Problem description:
Take the entries below and reproduce them word for word.

Raw records:

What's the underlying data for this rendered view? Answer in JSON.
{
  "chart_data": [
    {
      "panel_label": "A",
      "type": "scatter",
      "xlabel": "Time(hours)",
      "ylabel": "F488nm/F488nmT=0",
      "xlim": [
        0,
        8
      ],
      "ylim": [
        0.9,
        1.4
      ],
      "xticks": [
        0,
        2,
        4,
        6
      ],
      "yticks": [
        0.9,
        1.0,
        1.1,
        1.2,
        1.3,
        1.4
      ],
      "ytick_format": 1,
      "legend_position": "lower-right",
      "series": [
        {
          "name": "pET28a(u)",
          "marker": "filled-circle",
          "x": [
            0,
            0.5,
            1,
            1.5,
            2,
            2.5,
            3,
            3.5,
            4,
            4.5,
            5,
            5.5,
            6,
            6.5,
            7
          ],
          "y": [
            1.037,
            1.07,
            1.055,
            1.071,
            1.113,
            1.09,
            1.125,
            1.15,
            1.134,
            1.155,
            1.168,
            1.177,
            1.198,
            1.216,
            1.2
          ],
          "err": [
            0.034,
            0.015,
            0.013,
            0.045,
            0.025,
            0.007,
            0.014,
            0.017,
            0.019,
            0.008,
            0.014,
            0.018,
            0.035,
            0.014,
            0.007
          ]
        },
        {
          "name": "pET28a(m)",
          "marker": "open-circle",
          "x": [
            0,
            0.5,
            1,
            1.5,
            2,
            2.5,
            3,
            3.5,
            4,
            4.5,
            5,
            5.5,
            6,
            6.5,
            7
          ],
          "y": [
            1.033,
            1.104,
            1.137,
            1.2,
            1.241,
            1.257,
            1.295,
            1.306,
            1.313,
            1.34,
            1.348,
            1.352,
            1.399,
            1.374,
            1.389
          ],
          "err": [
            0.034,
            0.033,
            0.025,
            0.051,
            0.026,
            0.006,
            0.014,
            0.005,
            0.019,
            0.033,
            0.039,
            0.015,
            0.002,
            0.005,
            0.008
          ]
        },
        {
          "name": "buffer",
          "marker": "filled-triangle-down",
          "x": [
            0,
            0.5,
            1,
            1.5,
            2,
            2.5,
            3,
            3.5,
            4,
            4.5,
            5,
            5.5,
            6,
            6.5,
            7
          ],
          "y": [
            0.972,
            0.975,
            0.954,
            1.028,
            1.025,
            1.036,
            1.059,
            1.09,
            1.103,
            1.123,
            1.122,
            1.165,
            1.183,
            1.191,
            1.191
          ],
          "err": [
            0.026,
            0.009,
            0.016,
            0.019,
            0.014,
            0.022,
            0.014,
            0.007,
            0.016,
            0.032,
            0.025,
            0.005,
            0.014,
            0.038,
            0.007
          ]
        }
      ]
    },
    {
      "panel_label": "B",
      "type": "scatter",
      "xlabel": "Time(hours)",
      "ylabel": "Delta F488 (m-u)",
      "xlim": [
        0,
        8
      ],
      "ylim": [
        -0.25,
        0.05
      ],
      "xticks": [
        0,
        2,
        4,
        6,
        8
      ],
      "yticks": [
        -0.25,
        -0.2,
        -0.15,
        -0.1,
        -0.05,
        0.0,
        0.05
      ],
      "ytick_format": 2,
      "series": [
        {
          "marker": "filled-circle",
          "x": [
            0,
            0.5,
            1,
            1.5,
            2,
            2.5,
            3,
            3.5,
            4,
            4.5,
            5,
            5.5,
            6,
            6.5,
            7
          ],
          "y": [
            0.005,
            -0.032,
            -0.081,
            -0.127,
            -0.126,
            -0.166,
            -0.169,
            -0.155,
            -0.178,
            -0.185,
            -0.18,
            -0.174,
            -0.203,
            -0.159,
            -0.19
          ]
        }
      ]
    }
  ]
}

Result of the task:
What's the underlying data for this rendered view? Answer in JSON.
{
  "chart_data": [
    {
      "panel_label": "A",
      "type": "scatter",
      "xlabel": "Time(hours)",
      "ylabel": "F488nm/F488nmT=0",
      "xlim": [
        0,
        8
      ],
      "ylim": [
        0.9,
        1.4
      ],
      "xticks": [
        0,
        2,
        4,
        6
      ],
      "yticks": [
        0.9,
        1.0,
        1.1,
        1.2,
        1.3,
        1.4
      ],
      "ytick_format": 1,
      "legend_position": "lower-right",
      "series": [
        {
          "name": "pET28a(u)",
          "marker": "filled-circle",
          "x": [
            0,
            0.5,
            1,
            1.5,
            2,
            2.5,
            3,
            3.5,
            4,
            4.5,
            5,
            5.5,
            6,
            6.5,
            7
          ],
          "y": [
            1.037,
            1.07,
            1.055,
            1.071,
            1.113,
            1.09,
            1.125,
            1.15,
            1.134,
            1.155,
            1.168,
            1.177,
            1.198,
            1.216,
            1.2
          ],
          "err": [
            0.034,
            0.015,
            0.013,
            0.045,
            0.025,
            0.007,
            0.014,
            0.017,
            0.019,
            0.008,
            0.014,
            0.018,
            0.035,
            0.014,
            0.007
          ]
        },
        {
          "name": "pET28a(m)",
          "marker": "open-circle",
          "x": [
            0,
            0.5,
            1,
            1.5,
            2,
            2.5,
            3,
            3.5,
            4,
            4.5,
            5,
            5.5,
            6,
            6.5,
            7
          ],
          "y": [
            1.033,
            1.104,
            1.137,
            1.2,
            1.241,
            1.257,
            1.295,
            1.306,
            1.313,
            1.34,
            1.348,
            1.352,
            1.399,
            1.374,
            1.389
          ],
          "err": [
            0.034,
            0.033,
            0.025,
            0.051,
            0.026,
            0.006,
            0.014,
            0.005,
            0.019,
            0.033,
            0.039,
            0.015,
            0.002,
            0.005,
            0.008
          ]
        },
        {
          "name": "buffer",
          "marker": "filled-triangle-down",
          "x": [
            0,
            0.5,
            1,
            1.5,
            2,
            2.5,
            3,
            3.5,
            4,
            4.5,
            5,
            5.5,
            6,
            6.5,
            7
          ],
          "y": [
            0.972,
            0.975,
            0.954,
            1.028,
            1.025,
            1.036,
            1.059,
            1.09,
            1.103,
            1.123,
            1.122,
            1.165,
            1.183,
            1.191,
            1.191
          ],
          "err": [
            0.026,
            0.009,
            0.016,
            0.019,
            0.014,
            0.022,
            0.014,
            0.007,
            0.016,
            0.032,
            0.025,
            0.005,
            0.014,
            0.038,
            0.007
          ]
        }
      ]
    },
    {
      "panel_label": "B",
      "type": "scatter",
      "xlabel": "Time(hours)",
      "ylabel": "Delta F488 (m-u)",
      "xlim": [
        0,
        8
      ],
      "ylim": [
        -0.25,
        0.05
      ],
      "xticks": [
        0,
        2,
        4,
        6,
        8
      ],
      "yticks": [
        -0.25,
        -0.2,
        -0.15,
        -0.1,
        -0.05,
        0.0,
        0.05
      ],
      "ytick_format": 2,
      "series": [
        {
          "marker": "filled-circle",
          "x": [
            0,
            0.5,
            1,
            1.5,
            2,
            2.5,
            3,
            3.5,
            4,
            4.5,
            5,
            5.5,
            6,
            6.5,
            7
          ],
          "y": [
            0.005,
            -0.032,
            -0.081,
            -0.127,
            -0.126,
            -0.166,
            -0.169,
            -0.155,
            -0.178,
            -0.185,
            -0.18,
            -0.174,
            -0.203,
            -0.159,
            -0.19
          ]
        }
      ]
    }
  ]
}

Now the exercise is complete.